• **Work to do**:
Without including any images, reproduce each entry exactly.

• **Task material**:

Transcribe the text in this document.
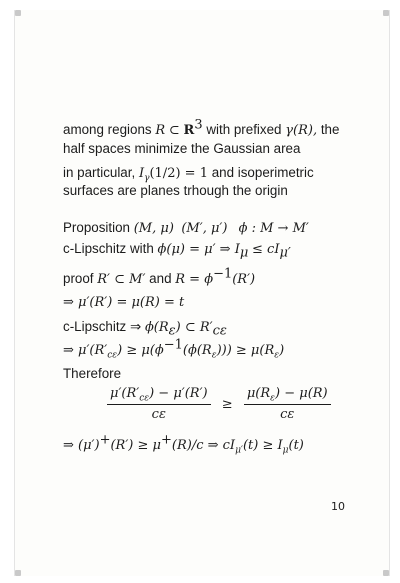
among regions R ⊂ $R^3$ with prefixed γ(R), the
half spaces minimize the Gaussian area
in particular, $I_\gamma(1/2) = 1$ and isoperimetric
surfaces are planes trhough the origin
Proposition (M, μ) (M′, μ′) ϕ : M → M′
c-Lipschitz with ϕ(μ) = μ′ ⇒ $I_\mu \le cI_{\mu'}$
proof R′ ⊂ M′ and $R = \phi^{-1}(R')$
⇒ μ′(R′) = μ(R) = t
c-Lipschitz ⇒ $\phi(R_\varepsilon)$ ⊂ $R'_{c\varepsilon}$
⇒ $\mu'(R'_{c\varepsilon}) \ge \mu(\phi^{-1}(\phi(R_\varepsilon))) \ge \mu(R_\varepsilon)$
Therefore
$\frac{\mu'(R'_{c\varepsilon}) - \mu'(R')}{c\varepsilon} \ge \frac{\mu(R_\varepsilon) - \mu(R)}{c\varepsilon}$
⇒ (μ′)+(R′) ≥ μ+(R)/c ⇒ $cI_{\mu'}(t) \ge I_\mu(t)$
10
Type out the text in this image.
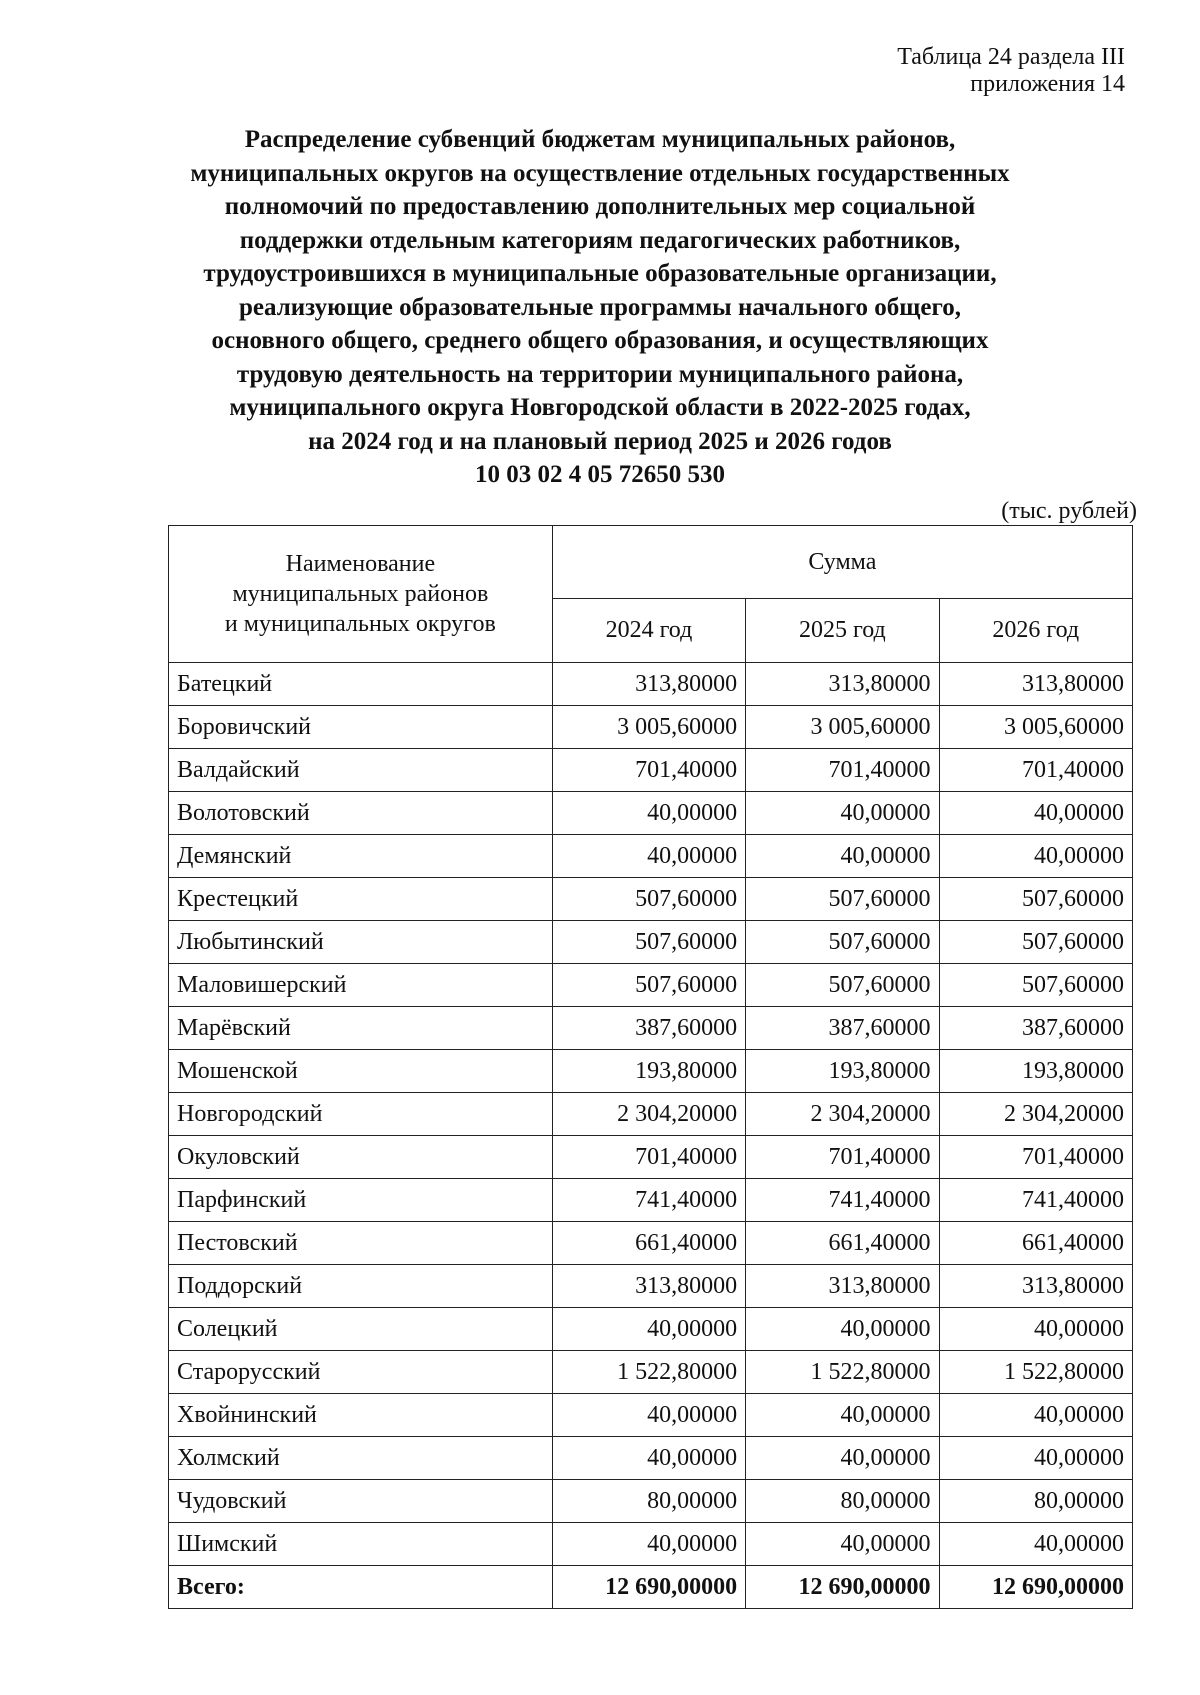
Таблица 24 раздела III
приложения 14
Распределение субвенций бюджетам муниципальных районов,
муниципальных округов на осуществление отдельных государственных
полномочий по предоставлению дополнительных мер социальной
поддержки отдельным категориям педагогических работников,
трудоустроившихся в муниципальные образовательные организации,
реализующие образовательные программы начального общего,
основного общего, среднего общего образования, и осуществляющих
трудовую деятельность на территории муниципального района,
муниципального округа Новгородской области в 2022-2025 годах,
на 2024 год и на плановый период 2025 и 2026 годов
10 03 02 4 05 72650 530
(тыс. рублей)
Наименование
муниципальных районов
и муниципальных округов	Сумма		
	2024 год	2025 год	2026 год
Батецкий	313,80000	313,80000	313,80000
Боровичский	3 005,60000	3 005,60000	3 005,60000
Валдайский	701,40000	701,40000	701,40000
Волотовский	40,00000	40,00000	40,00000
Демянский	40,00000	40,00000	40,00000
Крестецкий	507,60000	507,60000	507,60000
Любытинский	507,60000	507,60000	507,60000
Маловишерский	507,60000	507,60000	507,60000
Марёвский	387,60000	387,60000	387,60000
Мошенской	193,80000	193,80000	193,80000
Новгородский	2 304,20000	2 304,20000	2 304,20000
Окуловский	701,40000	701,40000	701,40000
Парфинский	741,40000	741,40000	741,40000
Пестовский	661,40000	661,40000	661,40000
Поддорский	313,80000	313,80000	313,80000
Солецкий	40,00000	40,00000	40,00000
Старорусский	1 522,80000	1 522,80000	1 522,80000
Хвойнинский	40,00000	40,00000	40,00000
Холмский	40,00000	40,00000	40,00000
Чудовский	80,00000	80,00000	80,00000
Шимский	40,00000	40,00000	40,00000
Всего:	12 690,00000	12 690,00000	12 690,00000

• **Exercise response**:
Transcribe the text in this document.
among regions R ⊂ $R^3$ with prefixed γ(R), the
half spaces minimize the Gaussian area
in particular, $I_\gamma(1/2) = 1$ and isoperimetric
surfaces are planes trhough the origin
Proposition (M, μ) (M′, μ′) ϕ : M → M′
c-Lipschitz with ϕ(μ) = μ′ ⇒ $I_\mu \le cI_{\mu'}$
proof R′ ⊂ M′ and $R = \phi^{-1}(R')$
⇒ μ′(R′) = μ(R) = t
c-Lipschitz ⇒ $\phi(R_\varepsilon)$ ⊂ $R'_{c\varepsilon}$
⇒ $\mu'(R'_{c\varepsilon}) \ge \mu(\phi^{-1}(\phi(R_\varepsilon))) \ge \mu(R_\varepsilon)$
Therefore
$\frac{\mu'(R'_{c\varepsilon}) - \mu'(R')}{c\varepsilon} \ge \frac{\mu(R_\varepsilon) - \mu(R)}{c\varepsilon}$
⇒ (μ′)+(R′) ≥ μ+(R)/c ⇒ $cI_{\mu'}(t) \ge I_\mu(t)$
10
Type out the text in this image.
Таблица 24 раздела III
приложения 14
Распределение субвенций бюджетам муниципальных районов,
муниципальных округов на осуществление отдельных государственных
полномочий по предоставлению дополнительных мер социальной
поддержки отдельным категориям педагогических работников,
трудоустроившихся в муниципальные образовательные организации,
реализующие образовательные программы начального общего,
основного общего, среднего общего образования, и осуществляющих
трудовую деятельность на территории муниципального района,
муниципального округа Новгородской области в 2022-2025 годах,
на 2024 год и на плановый период 2025 и 2026 годов
10 03 02 4 05 72650 530
(тыс. рублей)
Наименование
муниципальных районов
и муниципальных округов	Сумма		
	2024 год	2025 год	2026 год
Батецкий	313,80000	313,80000	313,80000
Боровичский	3 005,60000	3 005,60000	3 005,60000
Валдайский	701,40000	701,40000	701,40000
Волотовский	40,00000	40,00000	40,00000
Демянский	40,00000	40,00000	40,00000
Крестецкий	507,60000	507,60000	507,60000
Любытинский	507,60000	507,60000	507,60000
Маловишерский	507,60000	507,60000	507,60000
Марёвский	387,60000	387,60000	387,60000
Мошенской	193,80000	193,80000	193,80000
Новгородский	2 304,20000	2 304,20000	2 304,20000
Окуловский	701,40000	701,40000	701,40000
Парфинский	741,40000	741,40000	741,40000
Пестовский	661,40000	661,40000	661,40000
Поддорский	313,80000	313,80000	313,80000
Солецкий	40,00000	40,00000	40,00000
Старорусский	1 522,80000	1 522,80000	1 522,80000
Хвойнинский	40,00000	40,00000	40,00000
Холмский	40,00000	40,00000	40,00000
Чудовский	80,00000	80,00000	80,00000
Шимский	40,00000	40,00000	40,00000
Всего:	12 690,00000	12 690,00000	12 690,00000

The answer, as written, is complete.